- _What to produce_
Every record below should be printed exactly as it appears.

- _Data_

____________

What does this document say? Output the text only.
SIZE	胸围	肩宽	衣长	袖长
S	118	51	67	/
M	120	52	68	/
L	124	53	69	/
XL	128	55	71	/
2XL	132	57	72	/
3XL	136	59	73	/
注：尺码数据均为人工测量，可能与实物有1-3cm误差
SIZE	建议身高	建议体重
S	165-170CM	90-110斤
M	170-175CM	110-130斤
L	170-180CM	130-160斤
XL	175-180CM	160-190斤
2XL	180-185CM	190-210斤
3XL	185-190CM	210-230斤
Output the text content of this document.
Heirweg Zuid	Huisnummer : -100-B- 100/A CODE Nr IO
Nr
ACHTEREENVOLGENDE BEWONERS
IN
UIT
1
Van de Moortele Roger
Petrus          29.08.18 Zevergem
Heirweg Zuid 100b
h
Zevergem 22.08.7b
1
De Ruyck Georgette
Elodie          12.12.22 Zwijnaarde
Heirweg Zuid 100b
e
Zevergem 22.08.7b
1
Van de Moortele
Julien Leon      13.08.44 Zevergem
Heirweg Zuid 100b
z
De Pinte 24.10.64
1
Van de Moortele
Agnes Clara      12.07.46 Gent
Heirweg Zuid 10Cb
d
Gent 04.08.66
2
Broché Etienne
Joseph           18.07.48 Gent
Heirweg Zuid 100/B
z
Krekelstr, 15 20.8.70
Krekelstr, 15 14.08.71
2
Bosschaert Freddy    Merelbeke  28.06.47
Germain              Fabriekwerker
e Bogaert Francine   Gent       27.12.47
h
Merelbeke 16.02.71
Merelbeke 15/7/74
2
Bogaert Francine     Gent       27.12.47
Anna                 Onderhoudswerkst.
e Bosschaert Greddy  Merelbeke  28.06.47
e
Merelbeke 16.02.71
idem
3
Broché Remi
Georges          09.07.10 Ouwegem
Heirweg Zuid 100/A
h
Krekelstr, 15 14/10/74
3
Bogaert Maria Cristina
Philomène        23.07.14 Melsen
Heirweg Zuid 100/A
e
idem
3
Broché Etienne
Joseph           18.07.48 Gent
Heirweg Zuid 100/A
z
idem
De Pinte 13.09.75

____________

- _Response to the exercise_
What does this document say? Output the text only.
SIZE	胸围	肩宽	衣长	袖长
S	118	51	67	/
M	120	52	68	/
L	124	53	69	/
XL	128	55	71	/
2XL	132	57	72	/
3XL	136	59	73	/
注：尺码数据均为人工测量，可能与实物有1-3cm误差
SIZE	建议身高	建议体重
S	165-170CM	90-110斤
M	170-175CM	110-130斤
L	170-180CM	130-160斤
XL	175-180CM	160-190斤
2XL	180-185CM	190-210斤
3XL	185-190CM	210-230斤
Output the text content of this document.
Heirweg Zuid	Huisnummer : -100-B- 100/A CODE Nr IO
Nr
ACHTEREENVOLGENDE BEWONERS
IN
UIT
1
Van de Moortele Roger
Petrus          29.08.18 Zevergem
Heirweg Zuid 100b
h
Zevergem 22.08.7b
1
De Ruyck Georgette
Elodie          12.12.22 Zwijnaarde
Heirweg Zuid 100b
e
Zevergem 22.08.7b
1
Van de Moortele
Julien Leon      13.08.44 Zevergem
Heirweg Zuid 100b
z
De Pinte 24.10.64
1
Van de Moortele
Agnes Clara      12.07.46 Gent
Heirweg Zuid 10Cb
d
Gent 04.08.66
2
Broché Etienne
Joseph           18.07.48 Gent
Heirweg Zuid 100/B
z
Krekelstr, 15 20.8.70
Krekelstr, 15 14.08.71
2
Bosschaert Freddy    Merelbeke  28.06.47
Germain              Fabriekwerker
e Bogaert Francine   Gent       27.12.47
h
Merelbeke 16.02.71
Merelbeke 15/7/74
2
Bogaert Francine     Gent       27.12.47
Anna                 Onderhoudswerkst.
e Bosschaert Greddy  Merelbeke  28.06.47
e
Merelbeke 16.02.71
idem
3
Broché Remi
Georges          09.07.10 Ouwegem
Heirweg Zuid 100/A
h
Krekelstr, 15 14/10/74
3
Bogaert Maria Cristina
Philomène        23.07.14 Melsen
Heirweg Zuid 100/A
e
idem
3
Broché Etienne
Joseph           18.07.48 Gent
Heirweg Zuid 100/A
z
idem
De Pinte 13.09.75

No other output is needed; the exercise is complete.